> _EXERCISE INPUTS_
>> begin

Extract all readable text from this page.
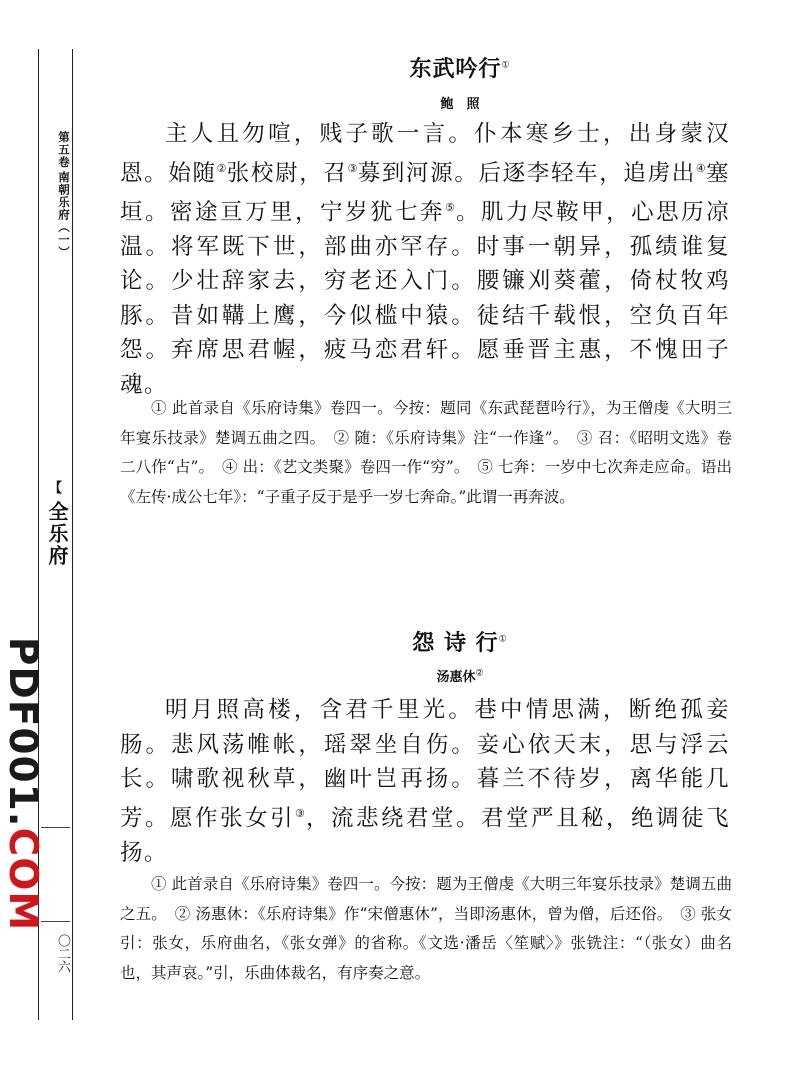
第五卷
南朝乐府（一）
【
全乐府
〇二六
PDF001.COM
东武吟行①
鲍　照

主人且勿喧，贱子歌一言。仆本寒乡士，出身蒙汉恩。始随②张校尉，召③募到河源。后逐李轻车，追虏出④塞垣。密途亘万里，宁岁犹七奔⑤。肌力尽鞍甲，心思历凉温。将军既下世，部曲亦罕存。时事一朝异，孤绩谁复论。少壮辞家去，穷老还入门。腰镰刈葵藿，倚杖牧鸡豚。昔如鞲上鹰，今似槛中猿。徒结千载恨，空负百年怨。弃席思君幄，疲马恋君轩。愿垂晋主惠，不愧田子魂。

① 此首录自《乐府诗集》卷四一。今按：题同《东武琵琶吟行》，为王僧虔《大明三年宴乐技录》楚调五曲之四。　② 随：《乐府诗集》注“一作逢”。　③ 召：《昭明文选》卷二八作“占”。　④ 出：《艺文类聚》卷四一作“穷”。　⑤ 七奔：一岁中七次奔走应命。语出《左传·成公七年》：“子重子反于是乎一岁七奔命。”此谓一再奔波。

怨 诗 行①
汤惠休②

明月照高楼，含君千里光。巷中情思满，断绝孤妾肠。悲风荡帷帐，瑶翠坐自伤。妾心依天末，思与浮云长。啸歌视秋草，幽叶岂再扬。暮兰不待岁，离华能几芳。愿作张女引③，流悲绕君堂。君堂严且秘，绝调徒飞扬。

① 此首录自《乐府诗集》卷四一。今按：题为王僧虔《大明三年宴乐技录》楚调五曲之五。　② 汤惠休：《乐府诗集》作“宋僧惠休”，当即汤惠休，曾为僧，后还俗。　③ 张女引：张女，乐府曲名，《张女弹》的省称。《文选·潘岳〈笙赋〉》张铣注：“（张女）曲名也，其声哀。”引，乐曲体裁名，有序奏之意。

>> end

> _EXERCISE DETAILS_
Pictures in the records must not appear in the copy; transcribe everything else precisely.

> _RESPONSE TO THIS TASK_
Extract all readable text from this page.
第五卷
南朝乐府（一）
【
全乐府
〇二六
PDF001.COM
东武吟行①
鲍　照

主人且勿喧，贱子歌一言。仆本寒乡士，出身蒙汉恩。始随②张校尉，召③募到河源。后逐李轻车，追虏出④塞垣。密途亘万里，宁岁犹七奔⑤。肌力尽鞍甲，心思历凉温。将军既下世，部曲亦罕存。时事一朝异，孤绩谁复论。少壮辞家去，穷老还入门。腰镰刈葵藿，倚杖牧鸡豚。昔如鞲上鹰，今似槛中猿。徒结千载恨，空负百年怨。弃席思君幄，疲马恋君轩。愿垂晋主惠，不愧田子魂。

① 此首录自《乐府诗集》卷四一。今按：题同《东武琵琶吟行》，为王僧虔《大明三年宴乐技录》楚调五曲之四。　② 随：《乐府诗集》注“一作逢”。　③ 召：《昭明文选》卷二八作“占”。　④ 出：《艺文类聚》卷四一作“穷”。　⑤ 七奔：一岁中七次奔走应命。语出《左传·成公七年》：“子重子反于是乎一岁七奔命。”此谓一再奔波。

怨 诗 行①
汤惠休②

明月照高楼，含君千里光。巷中情思满，断绝孤妾肠。悲风荡帷帐，瑶翠坐自伤。妾心依天末，思与浮云长。啸歌视秋草，幽叶岂再扬。暮兰不待岁，离华能几芳。愿作张女引③，流悲绕君堂。君堂严且秘，绝调徒飞扬。

① 此首录自《乐府诗集》卷四一。今按：题为王僧虔《大明三年宴乐技录》楚调五曲之五。　② 汤惠休：《乐府诗集》作“宋僧惠休”，当即汤惠休，曾为僧，后还俗。　③ 张女引：张女，乐府曲名，《张女弹》的省称。《文选·潘岳〈笙赋〉》张铣注：“（张女）曲名也，其声哀。”引，乐曲体裁名，有序奏之意。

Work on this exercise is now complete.